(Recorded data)
— start —

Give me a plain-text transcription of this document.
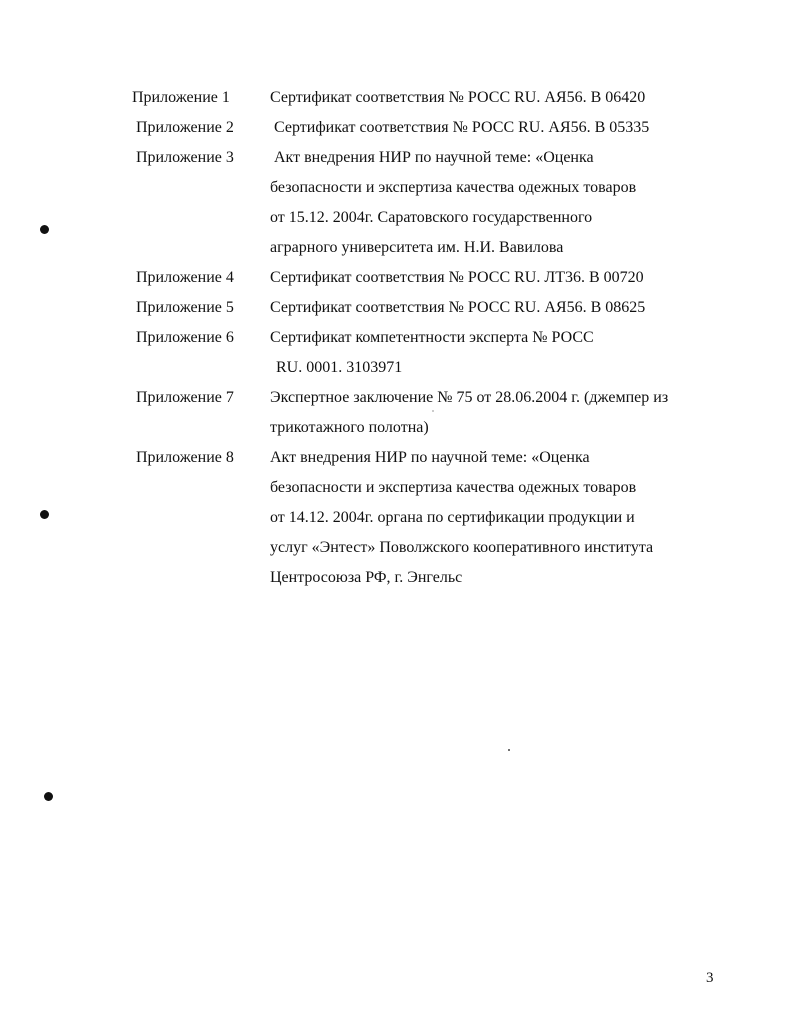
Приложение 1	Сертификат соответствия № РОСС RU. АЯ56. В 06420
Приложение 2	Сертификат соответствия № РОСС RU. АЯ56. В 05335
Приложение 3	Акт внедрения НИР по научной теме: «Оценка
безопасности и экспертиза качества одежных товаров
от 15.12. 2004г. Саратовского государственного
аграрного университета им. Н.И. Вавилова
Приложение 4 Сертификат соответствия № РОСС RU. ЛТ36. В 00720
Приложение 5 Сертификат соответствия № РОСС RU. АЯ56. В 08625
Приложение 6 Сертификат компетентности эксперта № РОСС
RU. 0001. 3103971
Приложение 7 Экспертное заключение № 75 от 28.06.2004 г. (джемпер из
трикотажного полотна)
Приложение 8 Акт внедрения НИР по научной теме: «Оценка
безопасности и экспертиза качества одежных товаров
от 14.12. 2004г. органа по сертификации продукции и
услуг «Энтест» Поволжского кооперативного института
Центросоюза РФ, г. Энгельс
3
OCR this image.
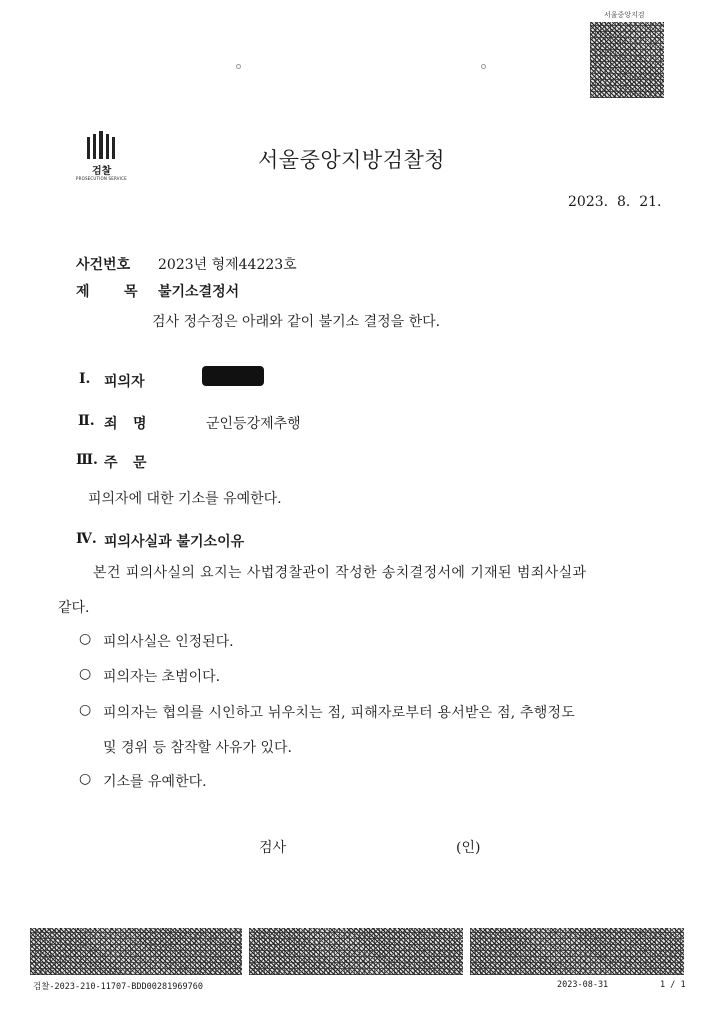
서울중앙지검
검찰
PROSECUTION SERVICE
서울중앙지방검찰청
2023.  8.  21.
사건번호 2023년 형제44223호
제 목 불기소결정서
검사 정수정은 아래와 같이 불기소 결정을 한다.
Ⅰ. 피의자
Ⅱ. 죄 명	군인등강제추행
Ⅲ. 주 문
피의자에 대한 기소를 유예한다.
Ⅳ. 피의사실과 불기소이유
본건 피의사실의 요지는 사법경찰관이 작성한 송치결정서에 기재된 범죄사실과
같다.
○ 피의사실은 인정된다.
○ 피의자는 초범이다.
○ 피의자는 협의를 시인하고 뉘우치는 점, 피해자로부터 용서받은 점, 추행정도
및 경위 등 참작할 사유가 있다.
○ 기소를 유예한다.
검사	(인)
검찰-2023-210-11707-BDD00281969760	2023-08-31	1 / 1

— end —

Only the lines from the line with "OCR this image." to the end of the records should be repeated, exactly and without pictures.

→ RESPONSE TO THE TASK
OCR this image.
서울중앙지검
검찰
PROSECUTION SERVICE
서울중앙지방검찰청
2023.  8.  21.
사건번호 2023년 형제44223호
제 목 불기소결정서
검사 정수정은 아래와 같이 불기소 결정을 한다.
Ⅰ. 피의자
Ⅱ. 죄 명	군인등강제추행
Ⅲ. 주 문
피의자에 대한 기소를 유예한다.
Ⅳ. 피의사실과 불기소이유
본건 피의사실의 요지는 사법경찰관이 작성한 송치결정서에 기재된 범죄사실과
같다.
○ 피의사실은 인정된다.
○ 피의자는 초범이다.
○ 피의자는 협의를 시인하고 뉘우치는 점, 피해자로부터 용서받은 점, 추행정도
및 경위 등 참작할 사유가 있다.
○ 기소를 유예한다.
검사	(인)
검찰-2023-210-11707-BDD00281969760	2023-08-31	1 / 1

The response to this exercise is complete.